(Data records)
* * * * * * *

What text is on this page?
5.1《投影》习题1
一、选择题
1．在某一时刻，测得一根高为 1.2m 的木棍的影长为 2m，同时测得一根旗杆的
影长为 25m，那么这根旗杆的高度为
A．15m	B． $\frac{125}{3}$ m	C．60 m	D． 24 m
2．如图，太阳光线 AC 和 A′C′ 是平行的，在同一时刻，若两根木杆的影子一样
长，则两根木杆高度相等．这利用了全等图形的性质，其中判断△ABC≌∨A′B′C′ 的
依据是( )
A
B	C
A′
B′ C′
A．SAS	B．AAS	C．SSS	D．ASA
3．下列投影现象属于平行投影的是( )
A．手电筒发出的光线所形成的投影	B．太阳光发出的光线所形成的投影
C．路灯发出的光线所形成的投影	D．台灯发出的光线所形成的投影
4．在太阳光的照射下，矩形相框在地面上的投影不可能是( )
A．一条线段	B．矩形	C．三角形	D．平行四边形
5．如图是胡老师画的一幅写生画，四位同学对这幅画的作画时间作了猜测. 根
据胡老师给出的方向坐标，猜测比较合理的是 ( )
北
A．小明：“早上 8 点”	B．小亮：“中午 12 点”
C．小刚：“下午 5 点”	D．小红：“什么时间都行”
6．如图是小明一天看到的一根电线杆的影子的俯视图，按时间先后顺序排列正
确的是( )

* * * * * * *

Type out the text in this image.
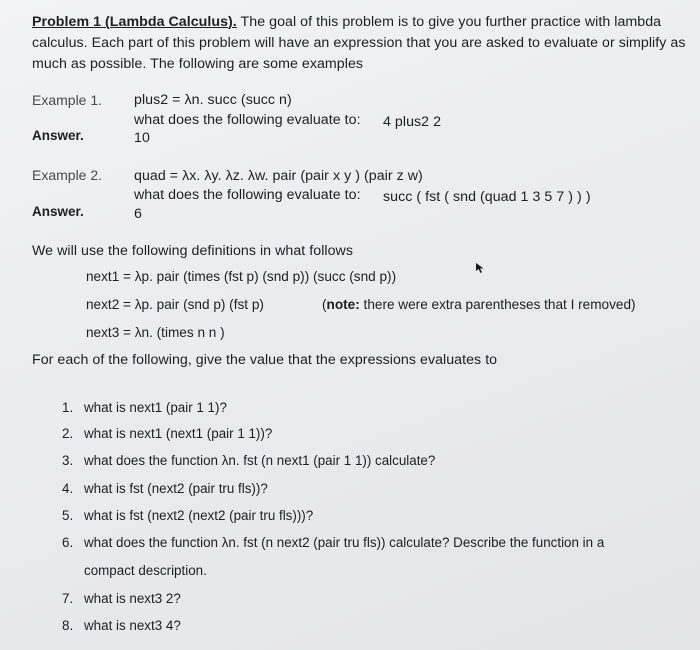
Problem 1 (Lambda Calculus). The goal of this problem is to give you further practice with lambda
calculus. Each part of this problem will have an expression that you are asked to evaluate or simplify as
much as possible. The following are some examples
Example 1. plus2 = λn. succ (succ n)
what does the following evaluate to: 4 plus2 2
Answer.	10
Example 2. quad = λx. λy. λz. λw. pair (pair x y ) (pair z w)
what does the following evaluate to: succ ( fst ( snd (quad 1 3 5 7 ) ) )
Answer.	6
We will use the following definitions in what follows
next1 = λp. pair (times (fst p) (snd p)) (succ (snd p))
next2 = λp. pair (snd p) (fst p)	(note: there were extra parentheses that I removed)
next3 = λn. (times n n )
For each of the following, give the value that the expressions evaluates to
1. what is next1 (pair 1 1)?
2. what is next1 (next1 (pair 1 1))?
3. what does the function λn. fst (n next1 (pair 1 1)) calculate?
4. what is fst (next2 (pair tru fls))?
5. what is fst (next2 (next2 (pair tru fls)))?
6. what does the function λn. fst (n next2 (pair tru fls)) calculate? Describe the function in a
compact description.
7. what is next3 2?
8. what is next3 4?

* * * * * * *

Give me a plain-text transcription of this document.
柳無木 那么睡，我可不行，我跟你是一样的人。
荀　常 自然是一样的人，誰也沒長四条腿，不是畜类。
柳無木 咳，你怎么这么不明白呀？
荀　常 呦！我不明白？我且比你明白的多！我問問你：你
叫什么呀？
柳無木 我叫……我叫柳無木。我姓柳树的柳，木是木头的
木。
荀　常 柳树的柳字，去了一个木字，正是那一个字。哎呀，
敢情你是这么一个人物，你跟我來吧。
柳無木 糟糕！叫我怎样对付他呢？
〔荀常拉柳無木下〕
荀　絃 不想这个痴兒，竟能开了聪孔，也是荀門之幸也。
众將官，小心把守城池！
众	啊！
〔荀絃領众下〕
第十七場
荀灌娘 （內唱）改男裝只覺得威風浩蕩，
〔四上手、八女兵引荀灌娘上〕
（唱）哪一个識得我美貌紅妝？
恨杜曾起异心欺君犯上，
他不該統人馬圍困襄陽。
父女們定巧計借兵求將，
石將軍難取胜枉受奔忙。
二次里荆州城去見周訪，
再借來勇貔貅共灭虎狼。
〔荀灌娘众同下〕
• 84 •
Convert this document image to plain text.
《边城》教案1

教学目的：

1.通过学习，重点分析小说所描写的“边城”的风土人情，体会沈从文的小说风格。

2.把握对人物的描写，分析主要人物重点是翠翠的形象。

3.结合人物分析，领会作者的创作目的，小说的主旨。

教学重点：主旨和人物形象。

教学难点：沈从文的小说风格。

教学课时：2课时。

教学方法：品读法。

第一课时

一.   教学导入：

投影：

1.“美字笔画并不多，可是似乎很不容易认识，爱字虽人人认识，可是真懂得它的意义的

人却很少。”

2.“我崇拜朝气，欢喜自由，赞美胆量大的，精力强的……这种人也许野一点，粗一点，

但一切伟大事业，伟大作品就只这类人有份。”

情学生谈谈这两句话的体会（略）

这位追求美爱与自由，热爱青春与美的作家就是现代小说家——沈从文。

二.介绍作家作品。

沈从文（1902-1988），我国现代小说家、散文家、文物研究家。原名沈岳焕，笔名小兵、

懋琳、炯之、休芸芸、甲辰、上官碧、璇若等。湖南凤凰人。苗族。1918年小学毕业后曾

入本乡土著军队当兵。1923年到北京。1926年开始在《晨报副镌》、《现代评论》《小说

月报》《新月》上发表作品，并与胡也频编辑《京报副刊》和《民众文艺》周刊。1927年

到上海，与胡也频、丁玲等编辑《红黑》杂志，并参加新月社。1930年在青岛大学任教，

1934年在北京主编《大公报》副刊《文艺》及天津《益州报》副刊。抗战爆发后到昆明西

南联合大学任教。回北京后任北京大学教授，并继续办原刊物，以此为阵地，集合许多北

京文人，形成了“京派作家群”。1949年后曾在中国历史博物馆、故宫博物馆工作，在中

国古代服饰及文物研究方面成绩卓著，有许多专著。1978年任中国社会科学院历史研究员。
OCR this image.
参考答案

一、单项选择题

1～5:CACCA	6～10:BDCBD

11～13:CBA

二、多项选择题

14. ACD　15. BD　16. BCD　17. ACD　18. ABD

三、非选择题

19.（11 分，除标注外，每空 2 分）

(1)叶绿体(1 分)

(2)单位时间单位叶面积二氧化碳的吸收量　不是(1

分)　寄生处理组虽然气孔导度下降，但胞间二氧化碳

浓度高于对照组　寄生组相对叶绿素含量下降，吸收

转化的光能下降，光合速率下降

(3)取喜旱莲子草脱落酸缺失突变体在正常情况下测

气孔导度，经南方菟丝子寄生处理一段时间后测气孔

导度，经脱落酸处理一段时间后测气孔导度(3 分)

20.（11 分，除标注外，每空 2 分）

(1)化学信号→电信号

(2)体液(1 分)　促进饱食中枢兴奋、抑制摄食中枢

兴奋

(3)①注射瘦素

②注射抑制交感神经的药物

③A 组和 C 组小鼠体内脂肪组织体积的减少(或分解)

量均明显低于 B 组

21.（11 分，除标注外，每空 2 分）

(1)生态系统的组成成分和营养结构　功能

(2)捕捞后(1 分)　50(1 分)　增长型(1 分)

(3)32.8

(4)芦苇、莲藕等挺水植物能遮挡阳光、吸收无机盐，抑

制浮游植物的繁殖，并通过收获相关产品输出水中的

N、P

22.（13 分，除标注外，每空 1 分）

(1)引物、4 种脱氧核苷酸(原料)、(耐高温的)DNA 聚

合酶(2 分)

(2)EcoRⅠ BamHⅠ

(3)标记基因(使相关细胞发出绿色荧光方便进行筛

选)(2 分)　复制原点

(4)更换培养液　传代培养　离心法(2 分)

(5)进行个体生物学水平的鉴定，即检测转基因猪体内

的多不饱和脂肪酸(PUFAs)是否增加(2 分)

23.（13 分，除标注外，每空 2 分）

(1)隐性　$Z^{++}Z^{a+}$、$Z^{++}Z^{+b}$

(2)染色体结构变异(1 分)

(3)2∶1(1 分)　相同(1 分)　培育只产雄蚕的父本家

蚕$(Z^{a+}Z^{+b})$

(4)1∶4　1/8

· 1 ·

* * * * * * *

WHAT IS ASKED> In the entries above, identify every line with the word "function". Copy those lines.

TASK RESPONSE>
3. what does the function λn. fst (n next1 (pair 1 1)) calculate?
6. what does the function λn. fst (n next2 (pair tru fls)) calculate? Describe the function in a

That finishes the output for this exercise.